-- DATA PROVIDED --
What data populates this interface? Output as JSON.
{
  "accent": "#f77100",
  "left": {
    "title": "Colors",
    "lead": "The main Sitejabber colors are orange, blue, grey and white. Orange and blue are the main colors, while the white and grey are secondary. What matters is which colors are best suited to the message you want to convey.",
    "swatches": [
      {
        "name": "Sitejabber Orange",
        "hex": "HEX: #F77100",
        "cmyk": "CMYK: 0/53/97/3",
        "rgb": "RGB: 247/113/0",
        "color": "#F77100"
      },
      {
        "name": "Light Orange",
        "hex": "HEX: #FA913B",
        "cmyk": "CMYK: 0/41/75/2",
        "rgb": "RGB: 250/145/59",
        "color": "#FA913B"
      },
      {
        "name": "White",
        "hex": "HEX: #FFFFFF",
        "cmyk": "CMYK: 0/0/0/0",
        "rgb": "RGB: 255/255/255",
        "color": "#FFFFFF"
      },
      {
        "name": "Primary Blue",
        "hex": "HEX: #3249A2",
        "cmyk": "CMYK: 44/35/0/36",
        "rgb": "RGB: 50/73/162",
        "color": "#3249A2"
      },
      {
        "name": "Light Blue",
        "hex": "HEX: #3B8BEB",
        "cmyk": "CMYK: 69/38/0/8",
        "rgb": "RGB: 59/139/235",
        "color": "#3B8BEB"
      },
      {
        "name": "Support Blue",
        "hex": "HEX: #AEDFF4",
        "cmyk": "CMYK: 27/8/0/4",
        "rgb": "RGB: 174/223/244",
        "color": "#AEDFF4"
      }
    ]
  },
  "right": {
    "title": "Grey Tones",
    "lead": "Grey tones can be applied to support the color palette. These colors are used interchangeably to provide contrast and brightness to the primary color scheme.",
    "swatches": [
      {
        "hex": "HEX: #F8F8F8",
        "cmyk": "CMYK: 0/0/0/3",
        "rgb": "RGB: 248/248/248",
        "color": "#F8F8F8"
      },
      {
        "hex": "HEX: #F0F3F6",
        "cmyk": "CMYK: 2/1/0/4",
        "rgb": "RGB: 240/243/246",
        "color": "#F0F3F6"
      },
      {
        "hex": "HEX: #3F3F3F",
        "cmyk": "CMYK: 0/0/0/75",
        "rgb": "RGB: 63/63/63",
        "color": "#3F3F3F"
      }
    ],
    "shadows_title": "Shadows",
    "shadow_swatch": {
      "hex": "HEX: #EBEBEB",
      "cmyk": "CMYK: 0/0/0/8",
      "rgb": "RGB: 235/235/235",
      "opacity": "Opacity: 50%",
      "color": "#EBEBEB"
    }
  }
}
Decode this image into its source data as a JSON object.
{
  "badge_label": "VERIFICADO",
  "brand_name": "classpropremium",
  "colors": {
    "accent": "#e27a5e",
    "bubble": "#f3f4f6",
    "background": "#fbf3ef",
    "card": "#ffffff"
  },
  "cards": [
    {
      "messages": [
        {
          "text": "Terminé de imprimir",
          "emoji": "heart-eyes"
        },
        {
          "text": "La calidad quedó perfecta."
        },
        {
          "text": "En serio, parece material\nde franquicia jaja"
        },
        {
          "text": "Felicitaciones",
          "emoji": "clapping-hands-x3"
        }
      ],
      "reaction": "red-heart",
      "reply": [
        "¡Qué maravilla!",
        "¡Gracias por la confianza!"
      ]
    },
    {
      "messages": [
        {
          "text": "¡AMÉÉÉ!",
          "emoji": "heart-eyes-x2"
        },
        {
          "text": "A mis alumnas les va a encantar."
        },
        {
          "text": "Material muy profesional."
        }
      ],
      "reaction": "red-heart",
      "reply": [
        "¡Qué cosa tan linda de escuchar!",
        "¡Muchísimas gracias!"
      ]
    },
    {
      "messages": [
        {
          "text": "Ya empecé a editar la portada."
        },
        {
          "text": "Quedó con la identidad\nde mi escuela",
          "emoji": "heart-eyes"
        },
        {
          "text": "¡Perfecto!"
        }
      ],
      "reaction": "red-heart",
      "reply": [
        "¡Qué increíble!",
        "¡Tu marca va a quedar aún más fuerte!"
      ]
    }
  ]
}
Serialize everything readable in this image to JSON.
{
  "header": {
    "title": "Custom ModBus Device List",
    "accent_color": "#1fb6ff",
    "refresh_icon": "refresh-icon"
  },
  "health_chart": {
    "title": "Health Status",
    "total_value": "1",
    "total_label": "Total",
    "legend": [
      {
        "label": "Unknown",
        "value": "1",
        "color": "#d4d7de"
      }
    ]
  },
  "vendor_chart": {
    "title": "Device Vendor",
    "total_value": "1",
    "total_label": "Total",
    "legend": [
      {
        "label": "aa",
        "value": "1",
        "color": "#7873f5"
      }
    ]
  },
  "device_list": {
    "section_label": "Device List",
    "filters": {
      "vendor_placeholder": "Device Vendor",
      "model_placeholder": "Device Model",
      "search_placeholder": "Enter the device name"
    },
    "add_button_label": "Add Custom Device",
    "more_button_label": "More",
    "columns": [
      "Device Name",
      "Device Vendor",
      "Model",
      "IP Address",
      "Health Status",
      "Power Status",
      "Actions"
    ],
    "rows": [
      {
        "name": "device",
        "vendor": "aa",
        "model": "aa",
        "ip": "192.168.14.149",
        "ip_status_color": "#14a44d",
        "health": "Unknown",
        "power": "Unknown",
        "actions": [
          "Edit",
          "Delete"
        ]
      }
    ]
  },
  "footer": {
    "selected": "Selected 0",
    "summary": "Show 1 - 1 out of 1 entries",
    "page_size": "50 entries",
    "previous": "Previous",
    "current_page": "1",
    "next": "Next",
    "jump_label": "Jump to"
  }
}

-- GOAL --
Set down every record above exactly as given.

-- WORKED SOLUTION --
What data populates this interface? Output as JSON.
{
  "accent": "#f77100",
  "left": {
    "title": "Colors",
    "lead": "The main Sitejabber colors are orange, blue, grey and white. Orange and blue are the main colors, while the white and grey are secondary. What matters is which colors are best suited to the message you want to convey.",
    "swatches": [
      {
        "name": "Sitejabber Orange",
        "hex": "HEX: #F77100",
        "cmyk": "CMYK: 0/53/97/3",
        "rgb": "RGB: 247/113/0",
        "color": "#F77100"
      },
      {
        "name": "Light Orange",
        "hex": "HEX: #FA913B",
        "cmyk": "CMYK: 0/41/75/2",
        "rgb": "RGB: 250/145/59",
        "color": "#FA913B"
      },
      {
        "name": "White",
        "hex": "HEX: #FFFFFF",
        "cmyk": "CMYK: 0/0/0/0",
        "rgb": "RGB: 255/255/255",
        "color": "#FFFFFF"
      },
      {
        "name": "Primary Blue",
        "hex": "HEX: #3249A2",
        "cmyk": "CMYK: 44/35/0/36",
        "rgb": "RGB: 50/73/162",
        "color": "#3249A2"
      },
      {
        "name": "Light Blue",
        "hex": "HEX: #3B8BEB",
        "cmyk": "CMYK: 69/38/0/8",
        "rgb": "RGB: 59/139/235",
        "color": "#3B8BEB"
      },
      {
        "name": "Support Blue",
        "hex": "HEX: #AEDFF4",
        "cmyk": "CMYK: 27/8/0/4",
        "rgb": "RGB: 174/223/244",
        "color": "#AEDFF4"
      }
    ]
  },
  "right": {
    "title": "Grey Tones",
    "lead": "Grey tones can be applied to support the color palette. These colors are used interchangeably to provide contrast and brightness to the primary color scheme.",
    "swatches": [
      {
        "hex": "HEX: #F8F8F8",
        "cmyk": "CMYK: 0/0/0/3",
        "rgb": "RGB: 248/248/248",
        "color": "#F8F8F8"
      },
      {
        "hex": "HEX: #F0F3F6",
        "cmyk": "CMYK: 2/1/0/4",
        "rgb": "RGB: 240/243/246",
        "color": "#F0F3F6"
      },
      {
        "hex": "HEX: #3F3F3F",
        "cmyk": "CMYK: 0/0/0/75",
        "rgb": "RGB: 63/63/63",
        "color": "#3F3F3F"
      }
    ],
    "shadows_title": "Shadows",
    "shadow_swatch": {
      "hex": "HEX: #EBEBEB",
      "cmyk": "CMYK: 0/0/0/8",
      "rgb": "RGB: 235/235/235",
      "opacity": "Opacity: 50%",
      "color": "#EBEBEB"
    }
  }
}
Decode this image into its source data as a JSON object.
{
  "badge_label": "VERIFICADO",
  "brand_name": "classpropremium",
  "colors": {
    "accent": "#e27a5e",
    "bubble": "#f3f4f6",
    "background": "#fbf3ef",
    "card": "#ffffff"
  },
  "cards": [
    {
      "messages": [
        {
          "text": "Terminé de imprimir",
          "emoji": "heart-eyes"
        },
        {
          "text": "La calidad quedó perfecta."
        },
        {
          "text": "En serio, parece material\nde franquicia jaja"
        },
        {
          "text": "Felicitaciones",
          "emoji": "clapping-hands-x3"
        }
      ],
      "reaction": "red-heart",
      "reply": [
        "¡Qué maravilla!",
        "¡Gracias por la confianza!"
      ]
    },
    {
      "messages": [
        {
          "text": "¡AMÉÉÉ!",
          "emoji": "heart-eyes-x2"
        },
        {
          "text": "A mis alumnas les va a encantar."
        },
        {
          "text": "Material muy profesional."
        }
      ],
      "reaction": "red-heart",
      "reply": [
        "¡Qué cosa tan linda de escuchar!",
        "¡Muchísimas gracias!"
      ]
    },
    {
      "messages": [
        {
          "text": "Ya empecé a editar la portada."
        },
        {
          "text": "Quedó con la identidad\nde mi escuela",
          "emoji": "heart-eyes"
        },
        {
          "text": "¡Perfecto!"
        }
      ],
      "reaction": "red-heart",
      "reply": [
        "¡Qué increíble!",
        "¡Tu marca va a quedar aún más fuerte!"
      ]
    }
  ]
}
Serialize everything readable in this image to JSON.
{
  "header": {
    "title": "Custom ModBus Device List",
    "accent_color": "#1fb6ff",
    "refresh_icon": "refresh-icon"
  },
  "health_chart": {
    "title": "Health Status",
    "total_value": "1",
    "total_label": "Total",
    "legend": [
      {
        "label": "Unknown",
        "value": "1",
        "color": "#d4d7de"
      }
    ]
  },
  "vendor_chart": {
    "title": "Device Vendor",
    "total_value": "1",
    "total_label": "Total",
    "legend": [
      {
        "label": "aa",
        "value": "1",
        "color": "#7873f5"
      }
    ]
  },
  "device_list": {
    "section_label": "Device List",
    "filters": {
      "vendor_placeholder": "Device Vendor",
      "model_placeholder": "Device Model",
      "search_placeholder": "Enter the device name"
    },
    "add_button_label": "Add Custom Device",
    "more_button_label": "More",
    "columns": [
      "Device Name",
      "Device Vendor",
      "Model",
      "IP Address",
      "Health Status",
      "Power Status",
      "Actions"
    ],
    "rows": [
      {
        "name": "device",
        "vendor": "aa",
        "model": "aa",
        "ip": "192.168.14.149",
        "ip_status_color": "#14a44d",
        "health": "Unknown",
        "power": "Unknown",
        "actions": [
          "Edit",
          "Delete"
        ]
      }
    ]
  },
  "footer": {
    "selected": "Selected 0",
    "summary": "Show 1 - 1 out of 1 entries",
    "page_size": "50 entries",
    "previous": "Previous",
    "current_page": "1",
    "next": "Next",
    "jump_label": "Jump to"
  }
}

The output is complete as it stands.